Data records
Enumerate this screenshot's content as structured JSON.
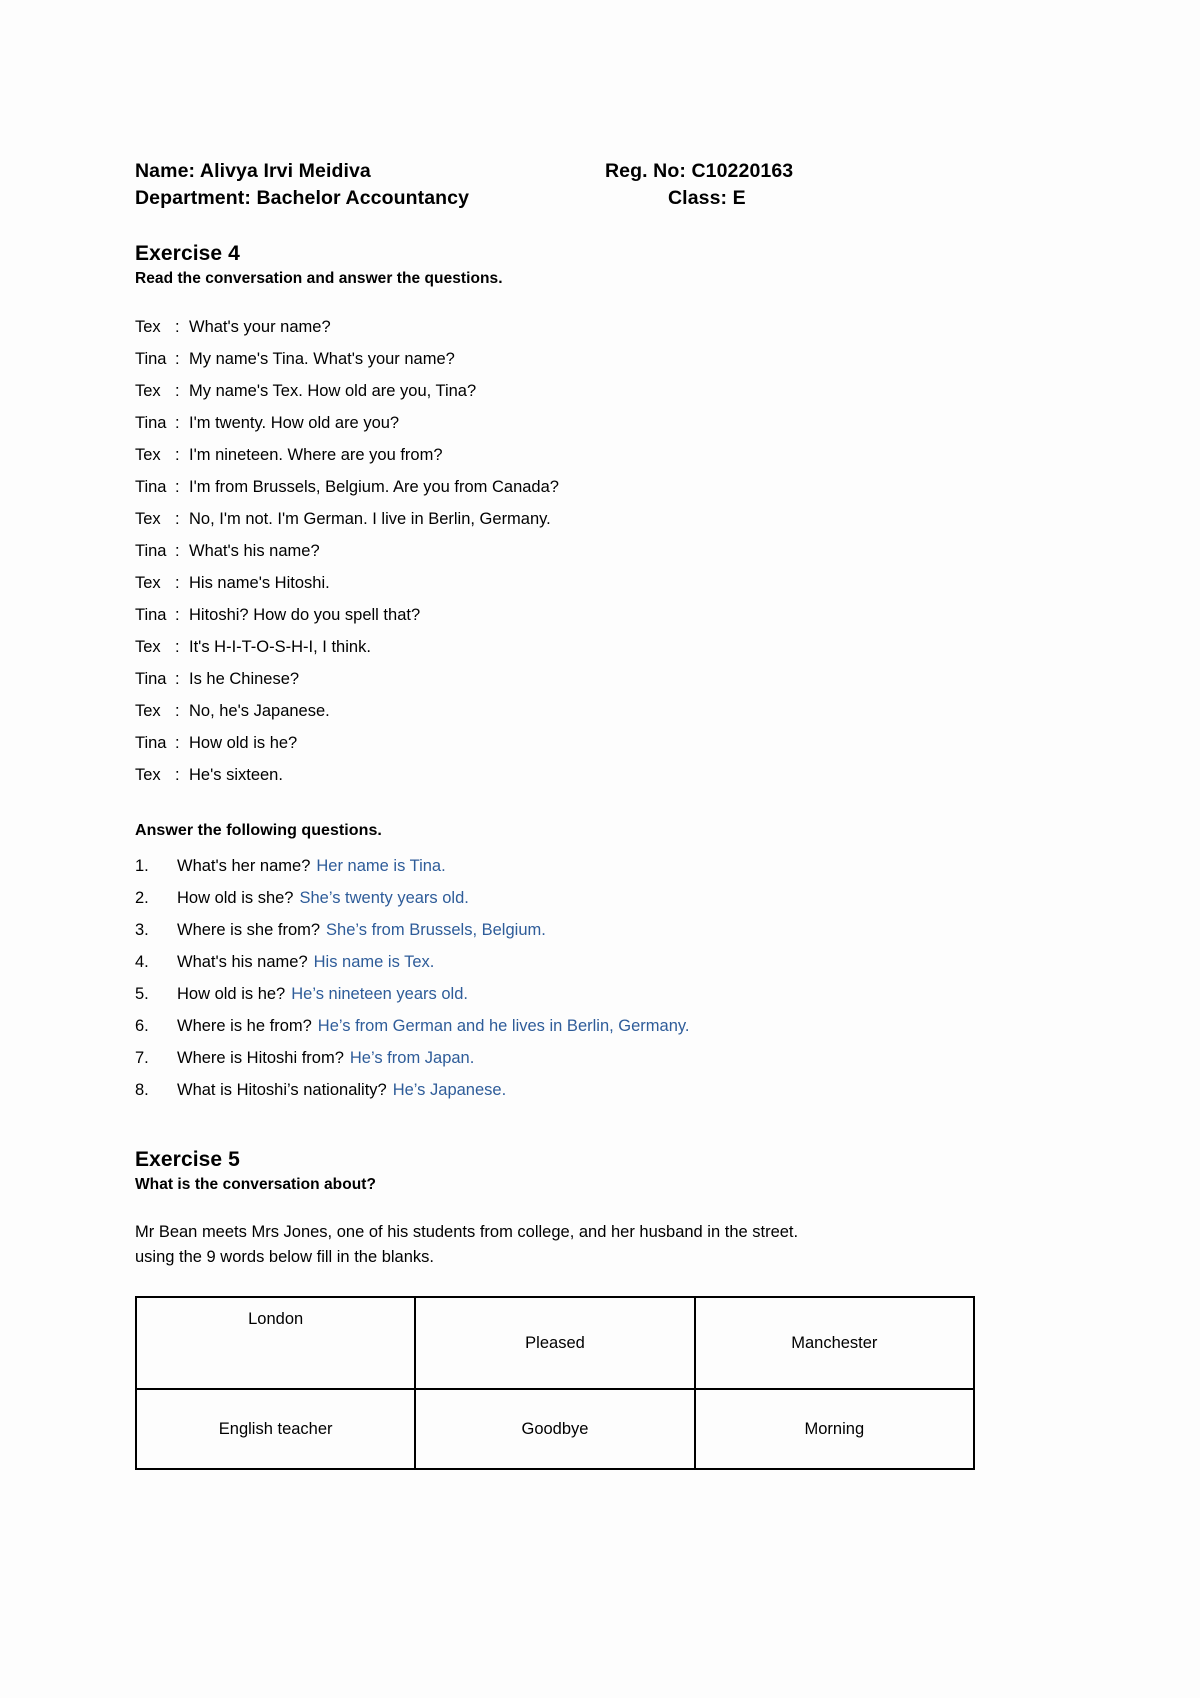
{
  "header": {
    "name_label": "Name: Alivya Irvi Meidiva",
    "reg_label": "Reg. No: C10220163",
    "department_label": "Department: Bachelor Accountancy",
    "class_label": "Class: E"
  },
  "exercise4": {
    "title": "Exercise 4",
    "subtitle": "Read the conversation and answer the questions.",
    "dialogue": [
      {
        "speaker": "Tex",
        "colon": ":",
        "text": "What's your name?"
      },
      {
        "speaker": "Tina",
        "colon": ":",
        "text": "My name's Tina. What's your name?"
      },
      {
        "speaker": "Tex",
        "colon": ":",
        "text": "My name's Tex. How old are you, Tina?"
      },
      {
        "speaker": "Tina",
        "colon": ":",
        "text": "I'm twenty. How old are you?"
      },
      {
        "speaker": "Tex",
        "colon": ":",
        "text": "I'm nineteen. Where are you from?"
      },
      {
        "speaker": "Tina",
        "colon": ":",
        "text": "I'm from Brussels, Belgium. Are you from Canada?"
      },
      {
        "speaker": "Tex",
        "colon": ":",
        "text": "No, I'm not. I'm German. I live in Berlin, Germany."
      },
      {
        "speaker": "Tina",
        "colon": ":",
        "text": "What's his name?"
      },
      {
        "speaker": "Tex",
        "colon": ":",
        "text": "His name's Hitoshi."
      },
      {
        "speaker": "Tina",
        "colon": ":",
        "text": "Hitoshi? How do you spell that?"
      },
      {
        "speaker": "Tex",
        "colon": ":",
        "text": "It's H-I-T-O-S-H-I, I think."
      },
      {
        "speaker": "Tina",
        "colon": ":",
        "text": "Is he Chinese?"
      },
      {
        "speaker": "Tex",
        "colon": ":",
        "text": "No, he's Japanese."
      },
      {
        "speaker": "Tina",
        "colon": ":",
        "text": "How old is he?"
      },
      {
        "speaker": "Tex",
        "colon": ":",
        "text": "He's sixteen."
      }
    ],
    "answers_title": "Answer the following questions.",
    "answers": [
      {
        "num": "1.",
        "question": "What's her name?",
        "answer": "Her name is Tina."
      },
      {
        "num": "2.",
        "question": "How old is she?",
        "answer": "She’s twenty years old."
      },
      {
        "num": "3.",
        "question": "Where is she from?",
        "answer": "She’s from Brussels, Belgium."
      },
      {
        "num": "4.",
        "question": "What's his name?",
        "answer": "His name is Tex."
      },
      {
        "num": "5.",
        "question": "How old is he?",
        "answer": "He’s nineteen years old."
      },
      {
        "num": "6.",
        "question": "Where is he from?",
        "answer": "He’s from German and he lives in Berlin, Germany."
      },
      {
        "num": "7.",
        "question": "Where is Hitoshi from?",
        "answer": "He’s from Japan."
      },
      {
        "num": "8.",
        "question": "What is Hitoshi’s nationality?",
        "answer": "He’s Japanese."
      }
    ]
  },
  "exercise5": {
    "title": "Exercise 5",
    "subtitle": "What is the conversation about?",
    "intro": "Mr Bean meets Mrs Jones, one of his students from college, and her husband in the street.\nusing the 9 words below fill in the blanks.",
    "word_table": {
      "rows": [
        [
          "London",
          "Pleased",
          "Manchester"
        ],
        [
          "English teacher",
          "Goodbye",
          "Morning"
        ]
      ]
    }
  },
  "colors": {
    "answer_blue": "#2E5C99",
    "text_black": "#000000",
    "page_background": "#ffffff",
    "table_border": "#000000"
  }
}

---

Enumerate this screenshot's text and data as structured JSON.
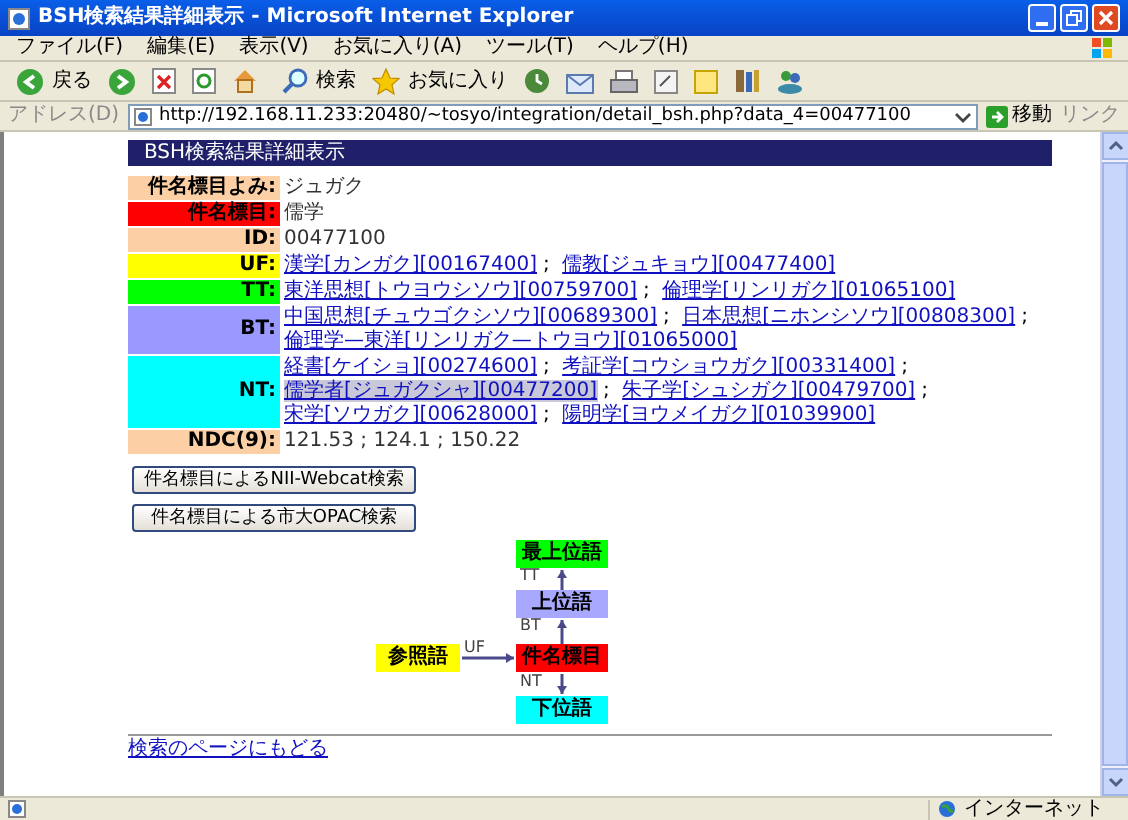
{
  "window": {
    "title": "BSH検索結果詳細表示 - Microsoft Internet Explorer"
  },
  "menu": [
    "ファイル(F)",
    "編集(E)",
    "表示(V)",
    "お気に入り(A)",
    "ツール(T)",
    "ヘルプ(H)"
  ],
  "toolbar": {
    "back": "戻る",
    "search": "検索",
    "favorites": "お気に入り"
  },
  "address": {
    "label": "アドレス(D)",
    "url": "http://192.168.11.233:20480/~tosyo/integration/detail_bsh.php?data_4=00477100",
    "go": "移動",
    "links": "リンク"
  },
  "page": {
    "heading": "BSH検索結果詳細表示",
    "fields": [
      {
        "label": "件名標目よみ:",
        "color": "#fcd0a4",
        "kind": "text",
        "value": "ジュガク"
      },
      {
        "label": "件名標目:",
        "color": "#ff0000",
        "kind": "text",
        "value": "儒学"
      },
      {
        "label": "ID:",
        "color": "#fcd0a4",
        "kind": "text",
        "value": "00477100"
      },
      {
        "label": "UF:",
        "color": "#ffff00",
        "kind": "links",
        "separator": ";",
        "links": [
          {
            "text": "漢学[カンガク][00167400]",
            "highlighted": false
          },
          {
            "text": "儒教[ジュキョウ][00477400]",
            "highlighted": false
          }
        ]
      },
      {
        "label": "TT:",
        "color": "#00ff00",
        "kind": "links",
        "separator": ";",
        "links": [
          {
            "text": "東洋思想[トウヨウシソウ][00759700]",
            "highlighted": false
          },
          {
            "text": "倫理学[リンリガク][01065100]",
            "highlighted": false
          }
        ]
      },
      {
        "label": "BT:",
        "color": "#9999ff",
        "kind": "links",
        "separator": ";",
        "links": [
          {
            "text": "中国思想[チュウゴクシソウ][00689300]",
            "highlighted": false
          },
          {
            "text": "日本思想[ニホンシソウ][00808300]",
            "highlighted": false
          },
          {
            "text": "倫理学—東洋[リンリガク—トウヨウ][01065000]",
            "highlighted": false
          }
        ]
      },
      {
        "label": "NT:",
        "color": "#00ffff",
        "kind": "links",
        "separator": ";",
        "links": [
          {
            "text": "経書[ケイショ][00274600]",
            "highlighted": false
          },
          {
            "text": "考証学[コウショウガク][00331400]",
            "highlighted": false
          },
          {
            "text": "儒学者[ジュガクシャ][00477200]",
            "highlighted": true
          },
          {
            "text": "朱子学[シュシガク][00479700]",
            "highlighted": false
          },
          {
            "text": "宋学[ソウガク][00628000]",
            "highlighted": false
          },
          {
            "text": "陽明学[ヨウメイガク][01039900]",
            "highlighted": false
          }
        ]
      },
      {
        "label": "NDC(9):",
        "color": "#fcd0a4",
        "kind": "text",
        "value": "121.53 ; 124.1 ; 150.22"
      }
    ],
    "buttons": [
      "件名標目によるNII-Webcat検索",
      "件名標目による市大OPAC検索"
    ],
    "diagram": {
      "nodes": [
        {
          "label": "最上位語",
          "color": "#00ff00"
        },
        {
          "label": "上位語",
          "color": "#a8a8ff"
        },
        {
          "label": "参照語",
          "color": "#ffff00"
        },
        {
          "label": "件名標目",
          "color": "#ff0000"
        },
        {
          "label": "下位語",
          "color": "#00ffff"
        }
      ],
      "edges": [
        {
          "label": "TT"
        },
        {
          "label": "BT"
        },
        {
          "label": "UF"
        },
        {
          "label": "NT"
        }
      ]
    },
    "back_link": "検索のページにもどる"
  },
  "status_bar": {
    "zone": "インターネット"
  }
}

[Stated problem]: How many of these lines contain "this"? Write only the number.

[Exercise solution]: 2